Given instruction -
Repeat the full listing below verbatim and keep the images out.

Data entries -
■ ■ ■
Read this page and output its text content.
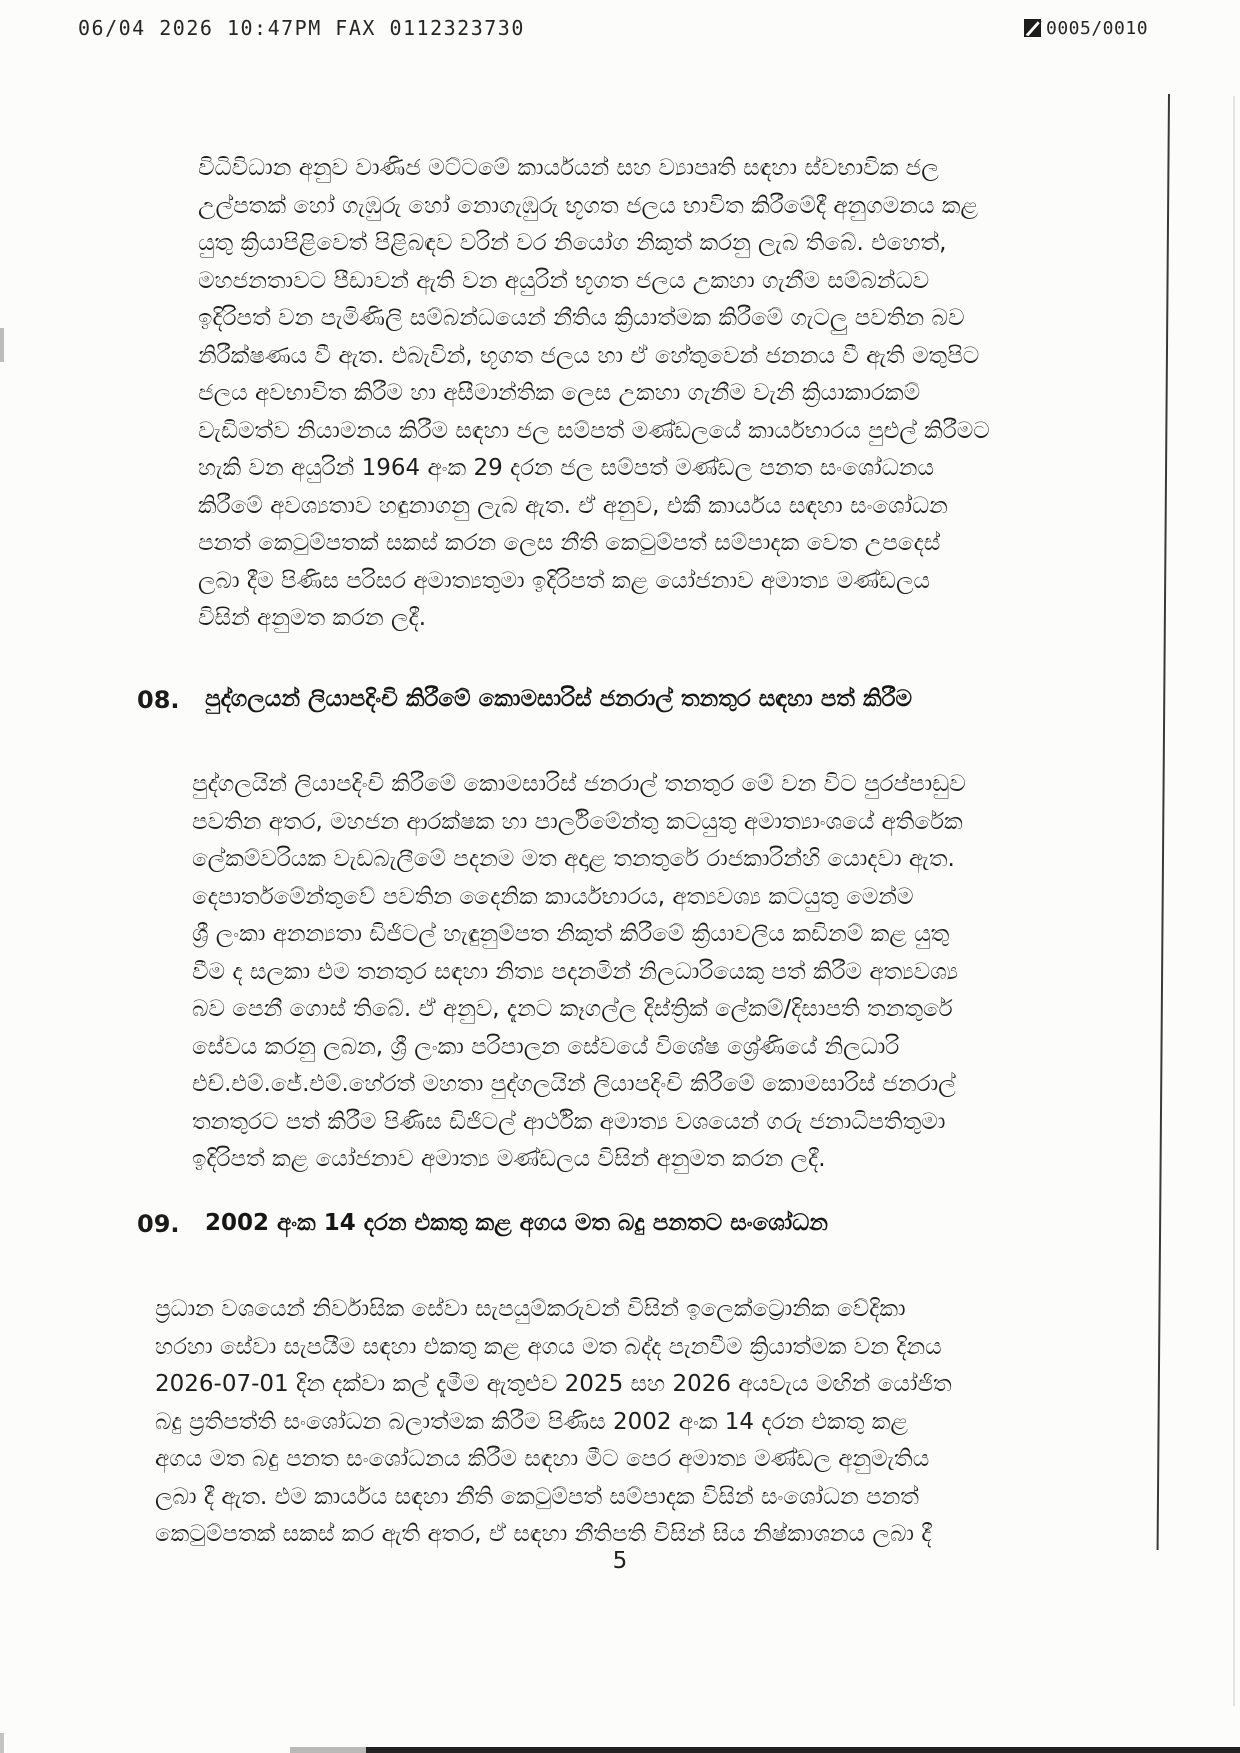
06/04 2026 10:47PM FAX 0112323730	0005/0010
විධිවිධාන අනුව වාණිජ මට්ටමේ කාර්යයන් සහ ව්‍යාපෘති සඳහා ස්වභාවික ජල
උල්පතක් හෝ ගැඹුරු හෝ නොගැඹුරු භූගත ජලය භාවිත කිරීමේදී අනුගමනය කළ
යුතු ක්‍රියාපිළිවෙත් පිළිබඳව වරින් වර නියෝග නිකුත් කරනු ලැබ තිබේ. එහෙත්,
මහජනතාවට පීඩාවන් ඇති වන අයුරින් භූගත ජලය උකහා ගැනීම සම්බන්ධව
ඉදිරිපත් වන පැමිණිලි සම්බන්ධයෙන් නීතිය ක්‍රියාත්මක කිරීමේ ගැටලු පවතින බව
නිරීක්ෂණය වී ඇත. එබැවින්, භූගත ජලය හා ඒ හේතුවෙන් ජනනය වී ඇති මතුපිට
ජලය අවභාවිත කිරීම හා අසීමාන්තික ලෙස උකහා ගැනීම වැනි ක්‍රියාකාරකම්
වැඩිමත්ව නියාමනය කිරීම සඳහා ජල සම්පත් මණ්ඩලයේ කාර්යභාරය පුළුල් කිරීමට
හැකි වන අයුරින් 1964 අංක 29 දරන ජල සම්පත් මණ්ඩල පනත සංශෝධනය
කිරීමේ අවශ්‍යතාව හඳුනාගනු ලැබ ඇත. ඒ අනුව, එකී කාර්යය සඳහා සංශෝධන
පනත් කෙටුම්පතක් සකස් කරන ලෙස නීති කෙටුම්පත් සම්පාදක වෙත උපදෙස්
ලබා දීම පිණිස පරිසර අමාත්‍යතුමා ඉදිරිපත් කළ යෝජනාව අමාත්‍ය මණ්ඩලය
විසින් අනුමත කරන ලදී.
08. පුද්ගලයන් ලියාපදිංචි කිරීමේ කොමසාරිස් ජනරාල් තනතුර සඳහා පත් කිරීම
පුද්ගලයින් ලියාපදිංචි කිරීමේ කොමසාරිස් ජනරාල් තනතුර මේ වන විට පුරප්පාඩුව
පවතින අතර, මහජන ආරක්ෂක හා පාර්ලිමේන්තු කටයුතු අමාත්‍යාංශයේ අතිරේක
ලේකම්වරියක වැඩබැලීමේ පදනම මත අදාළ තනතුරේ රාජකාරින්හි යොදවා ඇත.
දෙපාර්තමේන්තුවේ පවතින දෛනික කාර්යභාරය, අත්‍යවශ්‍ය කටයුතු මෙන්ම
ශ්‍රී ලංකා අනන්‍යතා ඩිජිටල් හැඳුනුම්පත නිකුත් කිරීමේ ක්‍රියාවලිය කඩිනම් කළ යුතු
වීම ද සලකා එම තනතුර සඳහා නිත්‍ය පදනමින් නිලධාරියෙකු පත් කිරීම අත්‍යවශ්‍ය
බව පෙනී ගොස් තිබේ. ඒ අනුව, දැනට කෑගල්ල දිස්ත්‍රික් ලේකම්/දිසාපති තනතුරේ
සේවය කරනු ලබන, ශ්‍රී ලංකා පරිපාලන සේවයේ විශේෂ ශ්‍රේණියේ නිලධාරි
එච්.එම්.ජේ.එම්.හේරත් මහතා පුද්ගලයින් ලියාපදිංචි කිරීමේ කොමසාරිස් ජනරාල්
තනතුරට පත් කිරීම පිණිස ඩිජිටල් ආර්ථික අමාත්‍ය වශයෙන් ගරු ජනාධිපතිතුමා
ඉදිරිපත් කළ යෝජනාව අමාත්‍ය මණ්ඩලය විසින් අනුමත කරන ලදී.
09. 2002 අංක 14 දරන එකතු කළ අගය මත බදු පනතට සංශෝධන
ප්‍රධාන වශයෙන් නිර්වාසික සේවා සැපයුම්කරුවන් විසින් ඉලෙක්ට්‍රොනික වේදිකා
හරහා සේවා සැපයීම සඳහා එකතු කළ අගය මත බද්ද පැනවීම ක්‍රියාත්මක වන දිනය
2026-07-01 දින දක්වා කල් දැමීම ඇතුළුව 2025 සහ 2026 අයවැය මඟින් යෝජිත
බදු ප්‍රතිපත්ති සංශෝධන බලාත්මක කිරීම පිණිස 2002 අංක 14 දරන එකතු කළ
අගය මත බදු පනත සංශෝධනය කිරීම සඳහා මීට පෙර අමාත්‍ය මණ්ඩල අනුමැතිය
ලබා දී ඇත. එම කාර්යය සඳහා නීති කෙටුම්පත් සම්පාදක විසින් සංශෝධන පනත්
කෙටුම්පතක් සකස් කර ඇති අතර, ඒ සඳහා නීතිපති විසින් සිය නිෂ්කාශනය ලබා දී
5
■ ■ ■
Expected answer -
Read this page and output its text content.
06/04 2026 10:47PM FAX 0112323730	0005/0010
විධිවිධාන අනුව වාණිජ මට්ටමේ කාර්යයන් සහ ව්‍යාපෘති සඳහා ස්වභාවික ජල
උල්පතක් හෝ ගැඹුරු හෝ නොගැඹුරු භූගත ජලය භාවිත කිරීමේදී අනුගමනය කළ
යුතු ක්‍රියාපිළිවෙත් පිළිබඳව වරින් වර නියෝග නිකුත් කරනු ලැබ තිබේ. එහෙත්,
මහජනතාවට පීඩාවන් ඇති වන අයුරින් භූගත ජලය උකහා ගැනීම සම්බන්ධව
ඉදිරිපත් වන පැමිණිලි සම්බන්ධයෙන් නීතිය ක්‍රියාත්මක කිරීමේ ගැටලු පවතින බව
නිරීක්ෂණය වී ඇත. එබැවින්, භූගත ජලය හා ඒ හේතුවෙන් ජනනය වී ඇති මතුපිට
ජලය අවභාවිත කිරීම හා අසීමාන්තික ලෙස උකහා ගැනීම වැනි ක්‍රියාකාරකම්
වැඩිමත්ව නියාමනය කිරීම සඳහා ජල සම්පත් මණ්ඩලයේ කාර්යභාරය පුළුල් කිරීමට
හැකි වන අයුරින් 1964 අංක 29 දරන ජල සම්පත් මණ්ඩල පනත සංශෝධනය
කිරීමේ අවශ්‍යතාව හඳුනාගනු ලැබ ඇත. ඒ අනුව, එකී කාර්යය සඳහා සංශෝධන
පනත් කෙටුම්පතක් සකස් කරන ලෙස නීති කෙටුම්පත් සම්පාදක වෙත උපදෙස්
ලබා දීම පිණිස පරිසර අමාත්‍යතුමා ඉදිරිපත් කළ යෝජනාව අමාත්‍ය මණ්ඩලය
විසින් අනුමත කරන ලදී.
08. පුද්ගලයන් ලියාපදිංචි කිරීමේ කොමසාරිස් ජනරාල් තනතුර සඳහා පත් කිරීම
පුද්ගලයින් ලියාපදිංචි කිරීමේ කොමසාරිස් ජනරාල් තනතුර මේ වන විට පුරප්පාඩුව
පවතින අතර, මහජන ආරක්ෂක හා පාර්ලිමේන්තු කටයුතු අමාත්‍යාංශයේ අතිරේක
ලේකම්වරියක වැඩබැලීමේ පදනම මත අදාළ තනතුරේ රාජකාරින්හි යොදවා ඇත.
දෙපාර්තමේන්තුවේ පවතින දෛනික කාර්යභාරය, අත්‍යවශ්‍ය කටයුතු මෙන්ම
ශ්‍රී ලංකා අනන්‍යතා ඩිජිටල් හැඳුනුම්පත නිකුත් කිරීමේ ක්‍රියාවලිය කඩිනම් කළ යුතු
වීම ද සලකා එම තනතුර සඳහා නිත්‍ය පදනමින් නිලධාරියෙකු පත් කිරීම අත්‍යවශ්‍ය
බව පෙනී ගොස් තිබේ. ඒ අනුව, දැනට කෑගල්ල දිස්ත්‍රික් ලේකම්/දිසාපති තනතුරේ
සේවය කරනු ලබන, ශ්‍රී ලංකා පරිපාලන සේවයේ විශේෂ ශ්‍රේණියේ නිලධාරි
එච්.එම්.ජේ.එම්.හේරත් මහතා පුද්ගලයින් ලියාපදිංචි කිරීමේ කොමසාරිස් ජනරාල්
තනතුරට පත් කිරීම පිණිස ඩිජිටල් ආර්ථික අමාත්‍ය වශයෙන් ගරු ජනාධිපතිතුමා
ඉදිරිපත් කළ යෝජනාව අමාත්‍ය මණ්ඩලය විසින් අනුමත කරන ලදී.
09. 2002 අංක 14 දරන එකතු කළ අගය මත බදු පනතට සංශෝධන
ප්‍රධාන වශයෙන් නිර්වාසික සේවා සැපයුම්කරුවන් විසින් ඉලෙක්ට්‍රොනික වේදිකා
හරහා සේවා සැපයීම සඳහා එකතු කළ අගය මත බද්ද පැනවීම ක්‍රියාත්මක වන දිනය
2026-07-01 දින දක්වා කල් දැමීම ඇතුළුව 2025 සහ 2026 අයවැය මඟින් යෝජිත
බදු ප්‍රතිපත්ති සංශෝධන බලාත්මක කිරීම පිණිස 2002 අංක 14 දරන එකතු කළ
අගය මත බදු පනත සංශෝධනය කිරීම සඳහා මීට පෙර අමාත්‍ය මණ්ඩල අනුමැතිය
ලබා දී ඇත. එම කාර්යය සඳහා නීති කෙටුම්පත් සම්පාදක විසින් සංශෝධන පනත්
කෙටුම්පතක් සකස් කර ඇති අතර, ඒ සඳහා නීතිපති විසින් සිය නිෂ්කාශනය ලබා දී
5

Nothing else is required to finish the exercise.